• **To do**
Using the listing below, select the lines with the word "Repatriation" and copy them.

• **Data rows**
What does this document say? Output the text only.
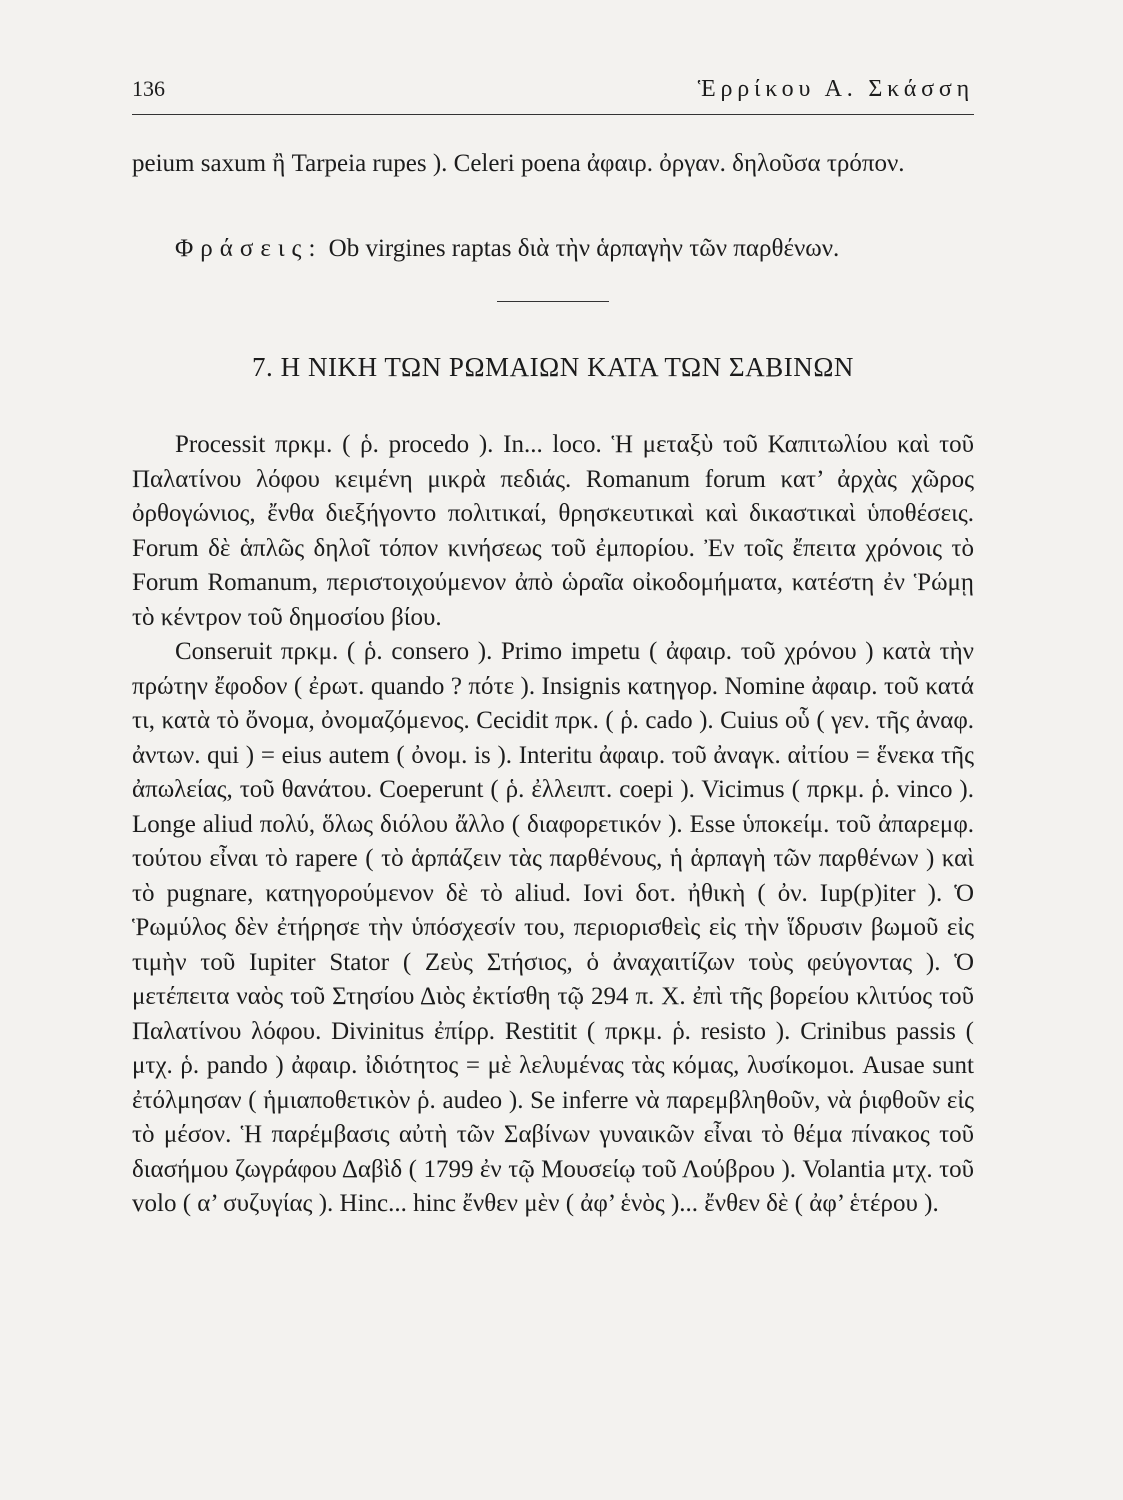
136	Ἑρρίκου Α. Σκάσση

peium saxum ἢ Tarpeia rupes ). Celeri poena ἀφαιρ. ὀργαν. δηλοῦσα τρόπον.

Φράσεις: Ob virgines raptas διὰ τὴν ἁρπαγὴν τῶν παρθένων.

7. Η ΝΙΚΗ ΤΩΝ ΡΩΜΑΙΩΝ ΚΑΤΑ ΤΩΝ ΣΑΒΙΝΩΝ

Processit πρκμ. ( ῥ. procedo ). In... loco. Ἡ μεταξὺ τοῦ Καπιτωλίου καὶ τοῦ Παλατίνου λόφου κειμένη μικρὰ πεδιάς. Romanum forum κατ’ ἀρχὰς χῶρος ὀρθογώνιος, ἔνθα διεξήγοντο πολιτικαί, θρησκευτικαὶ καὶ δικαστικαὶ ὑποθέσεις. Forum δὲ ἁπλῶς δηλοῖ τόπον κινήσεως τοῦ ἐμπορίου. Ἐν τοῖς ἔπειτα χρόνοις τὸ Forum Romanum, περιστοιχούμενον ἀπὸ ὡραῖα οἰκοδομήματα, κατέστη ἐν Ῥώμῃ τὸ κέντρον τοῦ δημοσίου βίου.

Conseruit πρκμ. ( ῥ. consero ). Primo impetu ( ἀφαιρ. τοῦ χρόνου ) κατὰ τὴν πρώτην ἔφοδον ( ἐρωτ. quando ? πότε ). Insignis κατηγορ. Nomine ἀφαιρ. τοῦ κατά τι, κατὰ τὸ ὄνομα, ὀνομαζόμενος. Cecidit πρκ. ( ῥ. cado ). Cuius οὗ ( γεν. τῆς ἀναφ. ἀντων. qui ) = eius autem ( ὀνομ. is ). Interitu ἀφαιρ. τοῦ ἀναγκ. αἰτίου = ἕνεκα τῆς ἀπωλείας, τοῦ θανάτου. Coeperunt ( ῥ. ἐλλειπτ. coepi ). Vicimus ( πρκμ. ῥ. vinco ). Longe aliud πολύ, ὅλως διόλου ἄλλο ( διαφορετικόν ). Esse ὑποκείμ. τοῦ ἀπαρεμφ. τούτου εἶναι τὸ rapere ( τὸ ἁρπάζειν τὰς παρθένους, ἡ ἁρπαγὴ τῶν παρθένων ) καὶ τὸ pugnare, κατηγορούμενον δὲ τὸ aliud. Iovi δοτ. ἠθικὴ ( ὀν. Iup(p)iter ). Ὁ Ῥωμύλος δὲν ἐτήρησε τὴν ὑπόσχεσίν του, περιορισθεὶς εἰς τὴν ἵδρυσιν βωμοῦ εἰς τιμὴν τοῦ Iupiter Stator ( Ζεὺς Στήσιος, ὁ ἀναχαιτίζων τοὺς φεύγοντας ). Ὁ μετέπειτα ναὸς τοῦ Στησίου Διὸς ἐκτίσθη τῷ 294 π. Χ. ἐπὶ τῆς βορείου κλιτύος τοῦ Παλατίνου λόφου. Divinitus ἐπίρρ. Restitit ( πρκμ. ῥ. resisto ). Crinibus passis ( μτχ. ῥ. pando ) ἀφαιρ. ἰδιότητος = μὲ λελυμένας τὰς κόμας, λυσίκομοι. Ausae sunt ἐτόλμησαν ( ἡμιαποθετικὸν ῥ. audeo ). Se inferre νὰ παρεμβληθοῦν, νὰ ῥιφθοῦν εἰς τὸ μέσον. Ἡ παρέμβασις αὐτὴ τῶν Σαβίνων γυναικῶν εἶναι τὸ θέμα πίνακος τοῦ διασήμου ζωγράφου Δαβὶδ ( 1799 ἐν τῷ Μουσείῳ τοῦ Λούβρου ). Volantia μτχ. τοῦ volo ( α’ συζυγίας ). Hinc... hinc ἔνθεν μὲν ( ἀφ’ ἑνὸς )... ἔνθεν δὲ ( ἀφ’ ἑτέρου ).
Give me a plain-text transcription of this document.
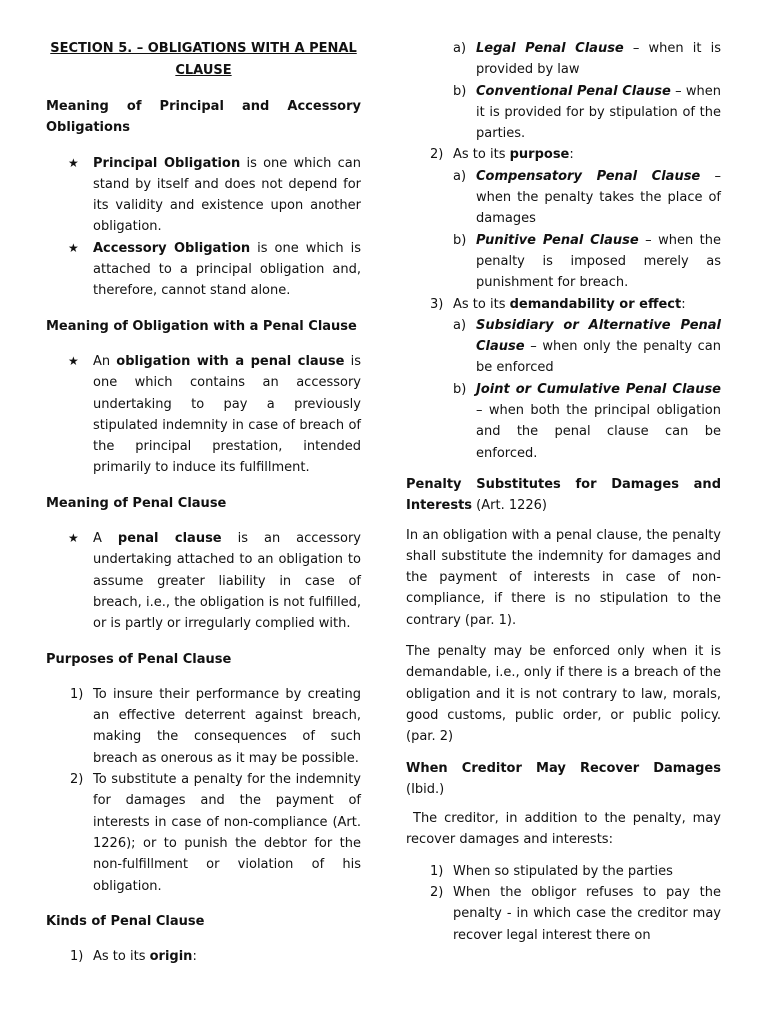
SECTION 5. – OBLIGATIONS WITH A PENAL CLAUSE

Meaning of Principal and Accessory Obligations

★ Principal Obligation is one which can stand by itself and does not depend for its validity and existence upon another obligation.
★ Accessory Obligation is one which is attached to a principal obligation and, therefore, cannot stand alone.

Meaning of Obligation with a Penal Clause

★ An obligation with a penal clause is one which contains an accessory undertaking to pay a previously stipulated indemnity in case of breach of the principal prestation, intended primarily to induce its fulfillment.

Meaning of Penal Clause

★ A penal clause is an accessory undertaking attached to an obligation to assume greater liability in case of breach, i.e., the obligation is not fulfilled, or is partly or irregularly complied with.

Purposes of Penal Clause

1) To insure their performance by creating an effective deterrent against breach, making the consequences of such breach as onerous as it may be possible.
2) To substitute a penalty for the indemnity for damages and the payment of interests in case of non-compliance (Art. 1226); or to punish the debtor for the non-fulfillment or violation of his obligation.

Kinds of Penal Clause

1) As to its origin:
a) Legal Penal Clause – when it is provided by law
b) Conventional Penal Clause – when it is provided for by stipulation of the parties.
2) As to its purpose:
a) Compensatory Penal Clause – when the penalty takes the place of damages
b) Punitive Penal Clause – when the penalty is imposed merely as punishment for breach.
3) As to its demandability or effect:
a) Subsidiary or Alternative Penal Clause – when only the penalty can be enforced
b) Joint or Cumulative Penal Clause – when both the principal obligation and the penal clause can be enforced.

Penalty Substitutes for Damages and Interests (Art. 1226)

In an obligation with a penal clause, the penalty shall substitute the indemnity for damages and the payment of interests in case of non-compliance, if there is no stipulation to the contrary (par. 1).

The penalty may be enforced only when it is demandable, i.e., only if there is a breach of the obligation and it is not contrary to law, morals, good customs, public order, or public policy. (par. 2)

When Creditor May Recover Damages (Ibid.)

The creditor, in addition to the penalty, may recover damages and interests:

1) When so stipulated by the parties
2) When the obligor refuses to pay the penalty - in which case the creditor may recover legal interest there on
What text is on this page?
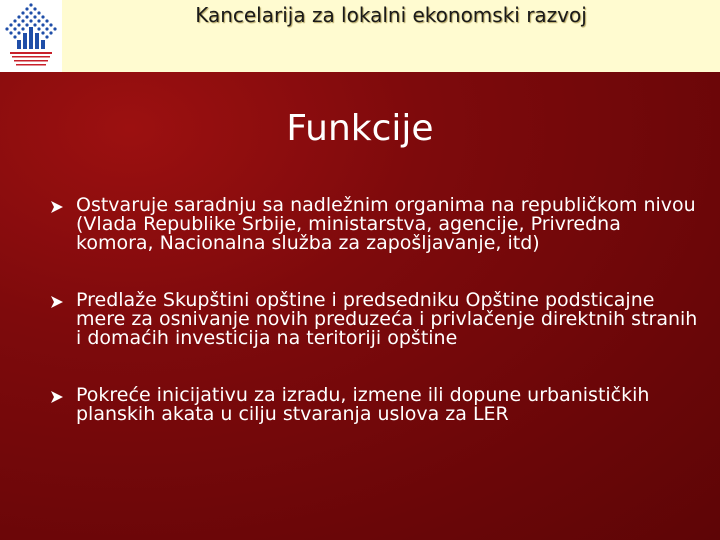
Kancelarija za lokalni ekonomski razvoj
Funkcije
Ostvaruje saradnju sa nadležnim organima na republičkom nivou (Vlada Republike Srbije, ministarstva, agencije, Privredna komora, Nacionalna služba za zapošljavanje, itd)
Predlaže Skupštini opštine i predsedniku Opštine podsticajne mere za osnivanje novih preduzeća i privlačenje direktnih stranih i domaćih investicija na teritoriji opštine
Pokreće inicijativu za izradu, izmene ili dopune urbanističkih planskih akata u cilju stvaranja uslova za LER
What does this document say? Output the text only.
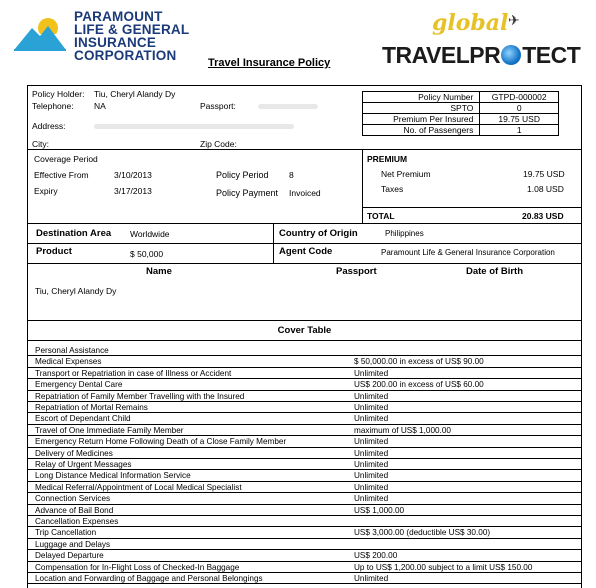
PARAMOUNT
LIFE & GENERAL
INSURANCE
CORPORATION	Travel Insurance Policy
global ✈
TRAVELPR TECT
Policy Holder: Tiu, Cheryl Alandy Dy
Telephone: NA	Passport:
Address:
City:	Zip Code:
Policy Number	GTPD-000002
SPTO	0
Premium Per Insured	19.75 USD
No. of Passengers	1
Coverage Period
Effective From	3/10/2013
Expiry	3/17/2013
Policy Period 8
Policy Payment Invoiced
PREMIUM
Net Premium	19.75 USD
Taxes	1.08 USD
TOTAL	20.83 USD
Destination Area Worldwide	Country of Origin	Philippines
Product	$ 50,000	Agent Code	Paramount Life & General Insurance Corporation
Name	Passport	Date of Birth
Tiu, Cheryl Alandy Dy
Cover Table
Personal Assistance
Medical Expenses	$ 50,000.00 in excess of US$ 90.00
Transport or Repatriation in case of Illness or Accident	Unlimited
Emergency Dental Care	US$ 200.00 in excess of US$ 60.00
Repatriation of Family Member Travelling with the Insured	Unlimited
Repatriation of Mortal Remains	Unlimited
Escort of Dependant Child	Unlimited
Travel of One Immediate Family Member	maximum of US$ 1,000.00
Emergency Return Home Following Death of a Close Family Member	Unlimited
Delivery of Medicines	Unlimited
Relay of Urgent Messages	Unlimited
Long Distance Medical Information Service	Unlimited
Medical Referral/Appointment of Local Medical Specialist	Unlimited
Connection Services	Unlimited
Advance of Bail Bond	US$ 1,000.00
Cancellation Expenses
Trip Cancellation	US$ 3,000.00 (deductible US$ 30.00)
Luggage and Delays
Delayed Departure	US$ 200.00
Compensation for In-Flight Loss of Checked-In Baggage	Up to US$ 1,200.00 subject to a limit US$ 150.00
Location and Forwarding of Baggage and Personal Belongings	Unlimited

• **Final answer**
Transport or Repatriation in case of Illness or Accident	Unlimited
Repatriation of Family Member Travelling with the Insured	Unlimited
Repatriation of Mortal Remains	Unlimited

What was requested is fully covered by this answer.